■ **What you need to do**: Would you pull out every line of the material that contains the string "documentation"?
### Records for this task ###
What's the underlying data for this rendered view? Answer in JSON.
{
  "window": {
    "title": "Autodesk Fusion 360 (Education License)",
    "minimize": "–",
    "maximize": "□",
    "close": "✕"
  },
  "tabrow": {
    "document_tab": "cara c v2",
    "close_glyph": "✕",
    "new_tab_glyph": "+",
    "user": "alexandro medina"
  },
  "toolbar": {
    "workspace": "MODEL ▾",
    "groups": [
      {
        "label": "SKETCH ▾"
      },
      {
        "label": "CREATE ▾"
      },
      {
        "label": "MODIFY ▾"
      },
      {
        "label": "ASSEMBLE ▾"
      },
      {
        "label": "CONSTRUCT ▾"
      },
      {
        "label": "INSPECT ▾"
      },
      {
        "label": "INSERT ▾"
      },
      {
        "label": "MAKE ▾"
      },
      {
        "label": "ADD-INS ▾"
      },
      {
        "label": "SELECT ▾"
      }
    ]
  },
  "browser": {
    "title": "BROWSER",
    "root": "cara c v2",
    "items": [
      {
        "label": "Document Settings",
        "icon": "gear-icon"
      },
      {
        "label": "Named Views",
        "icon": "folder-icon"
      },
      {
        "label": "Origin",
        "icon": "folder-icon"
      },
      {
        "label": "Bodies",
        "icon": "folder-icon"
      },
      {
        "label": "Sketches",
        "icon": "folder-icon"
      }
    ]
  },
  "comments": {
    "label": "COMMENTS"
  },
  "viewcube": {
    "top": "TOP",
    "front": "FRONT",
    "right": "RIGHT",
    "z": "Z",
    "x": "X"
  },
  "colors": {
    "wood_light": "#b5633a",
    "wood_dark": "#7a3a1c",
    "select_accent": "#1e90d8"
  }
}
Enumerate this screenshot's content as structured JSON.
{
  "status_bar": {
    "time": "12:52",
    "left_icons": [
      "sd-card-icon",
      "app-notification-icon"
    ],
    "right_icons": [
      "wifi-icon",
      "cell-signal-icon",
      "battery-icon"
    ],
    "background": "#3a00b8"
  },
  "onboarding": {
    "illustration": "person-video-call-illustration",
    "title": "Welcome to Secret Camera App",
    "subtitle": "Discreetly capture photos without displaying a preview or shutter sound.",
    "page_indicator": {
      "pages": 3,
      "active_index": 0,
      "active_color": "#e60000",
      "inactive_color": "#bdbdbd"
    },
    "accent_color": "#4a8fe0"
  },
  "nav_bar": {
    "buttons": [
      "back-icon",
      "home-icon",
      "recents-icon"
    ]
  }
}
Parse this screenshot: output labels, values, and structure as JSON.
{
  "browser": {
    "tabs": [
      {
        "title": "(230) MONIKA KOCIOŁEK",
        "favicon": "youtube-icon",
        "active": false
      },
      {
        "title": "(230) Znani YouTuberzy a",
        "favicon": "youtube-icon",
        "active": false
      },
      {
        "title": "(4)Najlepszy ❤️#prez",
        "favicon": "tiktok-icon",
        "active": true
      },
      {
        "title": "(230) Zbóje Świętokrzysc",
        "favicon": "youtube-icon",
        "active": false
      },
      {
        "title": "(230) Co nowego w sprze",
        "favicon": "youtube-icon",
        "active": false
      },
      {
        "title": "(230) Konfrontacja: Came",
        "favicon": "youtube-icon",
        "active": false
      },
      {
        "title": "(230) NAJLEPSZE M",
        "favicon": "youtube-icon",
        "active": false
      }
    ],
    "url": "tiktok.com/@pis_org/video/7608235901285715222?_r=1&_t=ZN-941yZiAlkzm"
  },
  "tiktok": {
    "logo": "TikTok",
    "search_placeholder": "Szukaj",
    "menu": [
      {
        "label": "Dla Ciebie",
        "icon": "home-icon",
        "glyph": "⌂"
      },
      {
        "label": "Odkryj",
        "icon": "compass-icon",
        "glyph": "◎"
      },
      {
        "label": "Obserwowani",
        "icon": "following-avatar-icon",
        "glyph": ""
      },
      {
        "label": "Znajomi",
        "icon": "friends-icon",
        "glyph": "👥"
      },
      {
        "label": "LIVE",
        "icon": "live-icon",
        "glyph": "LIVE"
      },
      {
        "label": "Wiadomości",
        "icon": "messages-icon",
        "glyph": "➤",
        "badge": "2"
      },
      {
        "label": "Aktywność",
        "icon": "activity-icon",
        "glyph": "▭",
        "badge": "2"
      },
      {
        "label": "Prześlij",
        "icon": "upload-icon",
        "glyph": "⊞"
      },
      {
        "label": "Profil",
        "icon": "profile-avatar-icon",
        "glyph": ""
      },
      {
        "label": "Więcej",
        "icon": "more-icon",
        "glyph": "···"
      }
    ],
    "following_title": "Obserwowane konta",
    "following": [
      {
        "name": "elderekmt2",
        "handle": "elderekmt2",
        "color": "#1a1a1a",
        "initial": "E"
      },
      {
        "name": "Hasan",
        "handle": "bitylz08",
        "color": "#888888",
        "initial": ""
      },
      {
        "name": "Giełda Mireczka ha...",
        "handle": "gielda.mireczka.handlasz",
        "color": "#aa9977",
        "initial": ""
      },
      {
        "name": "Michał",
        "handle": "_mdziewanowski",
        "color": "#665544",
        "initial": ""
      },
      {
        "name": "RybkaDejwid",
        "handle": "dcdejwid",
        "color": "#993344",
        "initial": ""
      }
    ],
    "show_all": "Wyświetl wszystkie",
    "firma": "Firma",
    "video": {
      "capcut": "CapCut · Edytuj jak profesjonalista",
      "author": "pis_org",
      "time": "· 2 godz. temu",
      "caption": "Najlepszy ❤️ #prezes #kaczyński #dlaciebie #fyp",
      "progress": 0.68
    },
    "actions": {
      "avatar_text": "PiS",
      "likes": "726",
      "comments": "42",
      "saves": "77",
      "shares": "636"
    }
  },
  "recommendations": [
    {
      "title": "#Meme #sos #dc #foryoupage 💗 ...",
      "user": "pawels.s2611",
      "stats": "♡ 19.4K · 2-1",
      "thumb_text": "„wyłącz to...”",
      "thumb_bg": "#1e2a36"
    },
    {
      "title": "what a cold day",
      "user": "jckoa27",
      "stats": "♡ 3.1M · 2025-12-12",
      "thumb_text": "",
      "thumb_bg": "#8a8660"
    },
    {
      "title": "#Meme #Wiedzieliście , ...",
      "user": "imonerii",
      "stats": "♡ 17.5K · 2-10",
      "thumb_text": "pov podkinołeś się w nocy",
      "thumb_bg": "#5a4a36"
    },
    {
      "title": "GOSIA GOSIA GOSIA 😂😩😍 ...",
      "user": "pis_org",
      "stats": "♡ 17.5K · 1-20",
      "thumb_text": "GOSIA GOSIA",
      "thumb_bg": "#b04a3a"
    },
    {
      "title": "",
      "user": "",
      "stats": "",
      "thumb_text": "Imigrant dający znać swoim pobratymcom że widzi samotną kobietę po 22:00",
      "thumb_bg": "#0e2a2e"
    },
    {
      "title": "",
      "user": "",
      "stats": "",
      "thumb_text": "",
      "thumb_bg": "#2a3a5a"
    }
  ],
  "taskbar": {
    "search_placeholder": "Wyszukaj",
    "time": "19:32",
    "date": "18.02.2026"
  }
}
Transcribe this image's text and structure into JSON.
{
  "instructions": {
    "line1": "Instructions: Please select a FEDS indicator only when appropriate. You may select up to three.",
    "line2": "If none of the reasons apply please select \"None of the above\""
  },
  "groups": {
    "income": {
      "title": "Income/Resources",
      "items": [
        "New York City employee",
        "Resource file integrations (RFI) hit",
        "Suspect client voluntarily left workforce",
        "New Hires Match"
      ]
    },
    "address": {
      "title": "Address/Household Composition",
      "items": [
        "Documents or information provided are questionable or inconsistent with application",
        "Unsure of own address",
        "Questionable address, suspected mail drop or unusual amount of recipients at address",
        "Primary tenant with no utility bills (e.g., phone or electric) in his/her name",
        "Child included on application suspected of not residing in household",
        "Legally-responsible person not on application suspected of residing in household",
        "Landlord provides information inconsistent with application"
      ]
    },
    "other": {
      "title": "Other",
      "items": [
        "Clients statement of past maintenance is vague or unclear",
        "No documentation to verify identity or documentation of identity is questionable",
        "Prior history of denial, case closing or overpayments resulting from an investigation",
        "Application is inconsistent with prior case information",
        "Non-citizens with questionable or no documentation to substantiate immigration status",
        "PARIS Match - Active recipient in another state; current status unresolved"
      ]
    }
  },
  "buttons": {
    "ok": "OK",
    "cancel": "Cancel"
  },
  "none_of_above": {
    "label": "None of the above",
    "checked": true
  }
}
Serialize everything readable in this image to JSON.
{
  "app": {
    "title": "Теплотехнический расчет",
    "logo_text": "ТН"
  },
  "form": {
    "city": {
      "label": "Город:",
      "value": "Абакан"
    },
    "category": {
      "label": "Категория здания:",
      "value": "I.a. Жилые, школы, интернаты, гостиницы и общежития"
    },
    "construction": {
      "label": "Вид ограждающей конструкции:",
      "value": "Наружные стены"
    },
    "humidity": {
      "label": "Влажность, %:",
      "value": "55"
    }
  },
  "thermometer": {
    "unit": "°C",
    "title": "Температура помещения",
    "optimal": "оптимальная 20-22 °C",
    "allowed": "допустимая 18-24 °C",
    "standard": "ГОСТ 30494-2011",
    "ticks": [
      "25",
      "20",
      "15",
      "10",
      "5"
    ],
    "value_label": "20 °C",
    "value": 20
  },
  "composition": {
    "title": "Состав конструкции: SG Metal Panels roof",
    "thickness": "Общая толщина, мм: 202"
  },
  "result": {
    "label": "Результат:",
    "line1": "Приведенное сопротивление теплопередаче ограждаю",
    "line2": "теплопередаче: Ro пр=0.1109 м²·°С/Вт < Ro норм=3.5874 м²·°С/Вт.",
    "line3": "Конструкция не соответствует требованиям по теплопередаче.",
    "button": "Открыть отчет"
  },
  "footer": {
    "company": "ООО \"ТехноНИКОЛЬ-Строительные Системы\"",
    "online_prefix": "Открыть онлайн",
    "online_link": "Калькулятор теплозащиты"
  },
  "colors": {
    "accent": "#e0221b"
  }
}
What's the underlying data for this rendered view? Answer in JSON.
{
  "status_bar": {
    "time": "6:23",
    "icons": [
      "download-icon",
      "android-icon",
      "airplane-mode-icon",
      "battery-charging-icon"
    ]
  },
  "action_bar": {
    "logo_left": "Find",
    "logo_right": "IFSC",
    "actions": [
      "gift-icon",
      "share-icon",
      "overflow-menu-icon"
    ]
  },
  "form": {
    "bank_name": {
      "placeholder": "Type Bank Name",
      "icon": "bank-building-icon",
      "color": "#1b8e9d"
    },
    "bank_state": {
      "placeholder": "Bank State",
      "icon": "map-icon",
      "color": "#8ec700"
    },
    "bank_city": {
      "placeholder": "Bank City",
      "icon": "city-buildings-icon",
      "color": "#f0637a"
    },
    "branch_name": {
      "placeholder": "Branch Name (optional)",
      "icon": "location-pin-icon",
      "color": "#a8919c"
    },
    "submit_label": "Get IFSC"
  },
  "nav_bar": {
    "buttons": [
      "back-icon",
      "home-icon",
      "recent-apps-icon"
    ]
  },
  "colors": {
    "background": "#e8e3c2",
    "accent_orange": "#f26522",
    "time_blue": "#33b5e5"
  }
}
###
■ **Result of the task**:
        "No documentation to verify identity or documentation of identity is questionable",
        "Non-citizens with questionable or no documentation to substantiate immigration status",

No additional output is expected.